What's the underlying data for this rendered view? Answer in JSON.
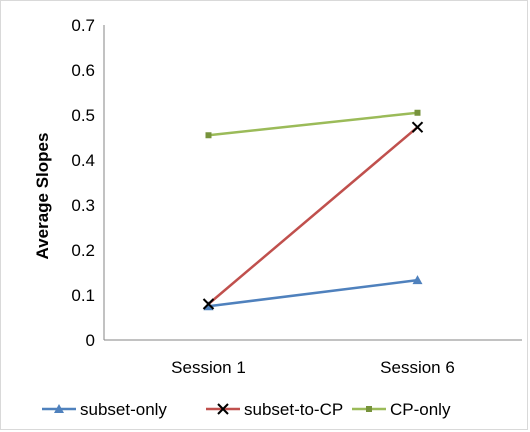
{
  "chart_data": {
    "type": "line",
    "title": "",
    "xlabel": "",
    "ylabel": "Average Slopes",
    "categories": [
      "Session 1",
      "Session 6"
    ],
    "ylim": [
      0,
      0.7
    ],
    "yticks": [
      "0",
      "0.1",
      "0.2",
      "0.3",
      "0.4",
      "0.5",
      "0.6",
      "0.7"
    ],
    "grid": false,
    "legend_position": "bottom",
    "series": [
      {
        "name": "subset-only",
        "values": [
          0.075,
          0.133
        ],
        "color": "#4f81bd",
        "marker": "triangle"
      },
      {
        "name": "subset-to-CP",
        "values": [
          0.08,
          0.473
        ],
        "color": "#c0504d",
        "marker": "x"
      },
      {
        "name": "CP-only",
        "values": [
          0.455,
          0.505
        ],
        "color": "#9bbb59",
        "marker": "square"
      }
    ]
  }
}
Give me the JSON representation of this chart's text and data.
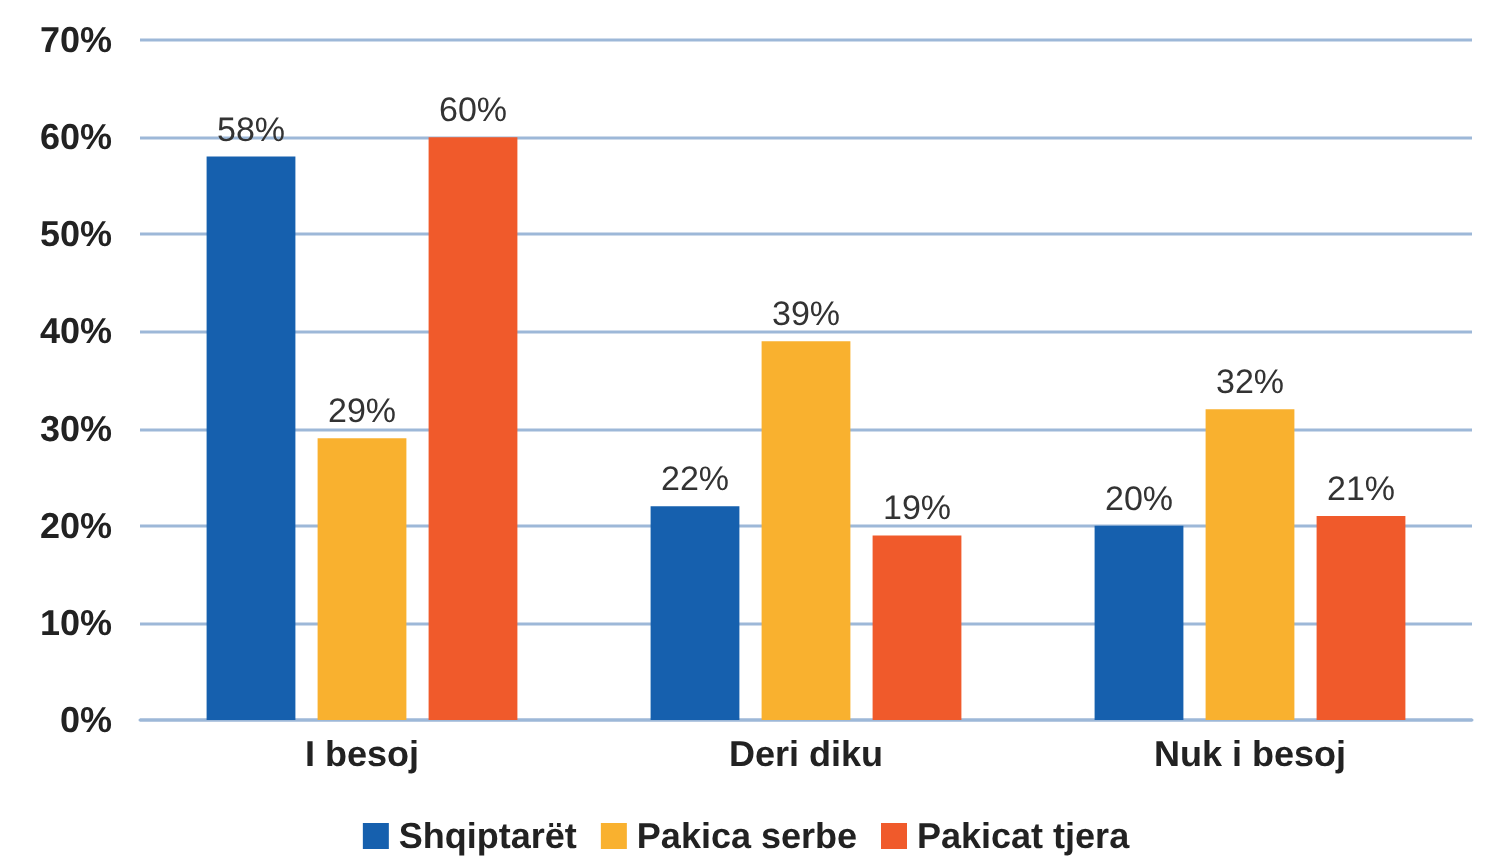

• **WHAT NEEDS TO BE DONE**
Reproduce every line above as written, skipping pictures.

• **FULL ANSWER**
What's the underlying data for this rendered view? Answer in JSON.
{
  "chart_data": {
    "type": "line",
    "title": "",
    "xlabel": "",
    "ylabel": "Average Slopes",
    "categories": [
      "Session 1",
      "Session 6"
    ],
    "ylim": [
      0,
      0.7
    ],
    "yticks": [
      "0",
      "0.1",
      "0.2",
      "0.3",
      "0.4",
      "0.5",
      "0.6",
      "0.7"
    ],
    "grid": false,
    "legend_position": "bottom",
    "series": [
      {
        "name": "subset-only",
        "values": [
          0.075,
          0.133
        ],
        "color": "#4f81bd",
        "marker": "triangle"
      },
      {
        "name": "subset-to-CP",
        "values": [
          0.08,
          0.473
        ],
        "color": "#c0504d",
        "marker": "x"
      },
      {
        "name": "CP-only",
        "values": [
          0.455,
          0.505
        ],
        "color": "#9bbb59",
        "marker": "square"
      }
    ]
  }
}
Give me the JSON representation of this chart's text and data.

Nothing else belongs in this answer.